Records from a dataset
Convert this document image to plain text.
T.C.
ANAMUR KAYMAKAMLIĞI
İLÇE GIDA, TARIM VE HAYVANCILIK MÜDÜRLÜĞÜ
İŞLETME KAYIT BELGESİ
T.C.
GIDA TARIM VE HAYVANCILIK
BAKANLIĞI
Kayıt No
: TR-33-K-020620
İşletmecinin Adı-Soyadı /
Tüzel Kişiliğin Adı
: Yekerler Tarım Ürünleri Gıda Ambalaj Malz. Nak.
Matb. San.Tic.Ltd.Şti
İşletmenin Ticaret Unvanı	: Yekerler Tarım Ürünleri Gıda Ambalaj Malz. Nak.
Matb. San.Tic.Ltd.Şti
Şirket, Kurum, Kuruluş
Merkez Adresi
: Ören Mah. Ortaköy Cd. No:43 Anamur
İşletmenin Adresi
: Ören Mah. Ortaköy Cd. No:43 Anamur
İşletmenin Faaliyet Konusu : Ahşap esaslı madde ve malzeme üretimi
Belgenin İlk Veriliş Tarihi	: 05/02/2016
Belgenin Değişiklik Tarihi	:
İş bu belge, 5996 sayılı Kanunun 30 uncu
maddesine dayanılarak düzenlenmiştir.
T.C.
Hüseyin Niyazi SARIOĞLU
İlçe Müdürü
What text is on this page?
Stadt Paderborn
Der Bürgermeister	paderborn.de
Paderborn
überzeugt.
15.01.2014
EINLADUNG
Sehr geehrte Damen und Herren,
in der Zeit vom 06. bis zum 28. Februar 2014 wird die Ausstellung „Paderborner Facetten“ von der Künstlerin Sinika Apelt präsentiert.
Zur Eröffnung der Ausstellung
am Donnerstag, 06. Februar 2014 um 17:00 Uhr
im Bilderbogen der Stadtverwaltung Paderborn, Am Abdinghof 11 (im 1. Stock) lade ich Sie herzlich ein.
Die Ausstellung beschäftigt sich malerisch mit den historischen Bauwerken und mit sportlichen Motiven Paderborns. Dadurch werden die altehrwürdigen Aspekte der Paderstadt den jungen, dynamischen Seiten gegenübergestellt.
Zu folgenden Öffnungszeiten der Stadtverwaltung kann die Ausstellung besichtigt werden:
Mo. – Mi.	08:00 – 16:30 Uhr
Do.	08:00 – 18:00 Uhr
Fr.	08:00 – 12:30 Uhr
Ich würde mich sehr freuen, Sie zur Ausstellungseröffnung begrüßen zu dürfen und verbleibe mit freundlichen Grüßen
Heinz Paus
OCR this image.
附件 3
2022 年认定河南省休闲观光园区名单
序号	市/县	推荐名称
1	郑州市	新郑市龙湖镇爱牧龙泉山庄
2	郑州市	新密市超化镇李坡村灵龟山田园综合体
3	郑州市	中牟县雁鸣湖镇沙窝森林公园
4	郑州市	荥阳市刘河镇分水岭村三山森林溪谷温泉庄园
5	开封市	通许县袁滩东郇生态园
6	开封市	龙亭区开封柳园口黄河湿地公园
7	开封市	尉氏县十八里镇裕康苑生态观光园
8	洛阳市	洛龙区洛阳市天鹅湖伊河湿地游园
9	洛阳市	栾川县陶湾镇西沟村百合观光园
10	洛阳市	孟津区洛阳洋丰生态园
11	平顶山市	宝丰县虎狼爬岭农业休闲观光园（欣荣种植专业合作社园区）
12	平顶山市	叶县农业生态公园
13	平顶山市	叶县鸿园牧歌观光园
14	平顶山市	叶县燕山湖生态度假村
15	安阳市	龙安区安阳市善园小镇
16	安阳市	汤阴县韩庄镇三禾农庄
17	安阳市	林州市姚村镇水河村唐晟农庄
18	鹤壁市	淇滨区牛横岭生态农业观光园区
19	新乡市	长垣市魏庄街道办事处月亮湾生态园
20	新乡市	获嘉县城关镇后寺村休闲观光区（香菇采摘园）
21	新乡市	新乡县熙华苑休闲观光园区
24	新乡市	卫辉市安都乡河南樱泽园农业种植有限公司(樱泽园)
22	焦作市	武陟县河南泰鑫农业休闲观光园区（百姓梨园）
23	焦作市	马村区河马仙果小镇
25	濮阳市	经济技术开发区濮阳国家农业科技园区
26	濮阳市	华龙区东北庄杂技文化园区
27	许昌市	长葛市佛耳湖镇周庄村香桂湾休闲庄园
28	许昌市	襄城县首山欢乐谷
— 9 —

DIRECTIONS FOR THIS TASK: Determine how many lines of the records above contain the word "平顶山市", and report only that number.

OUTPUT FOR THIS TASK: 4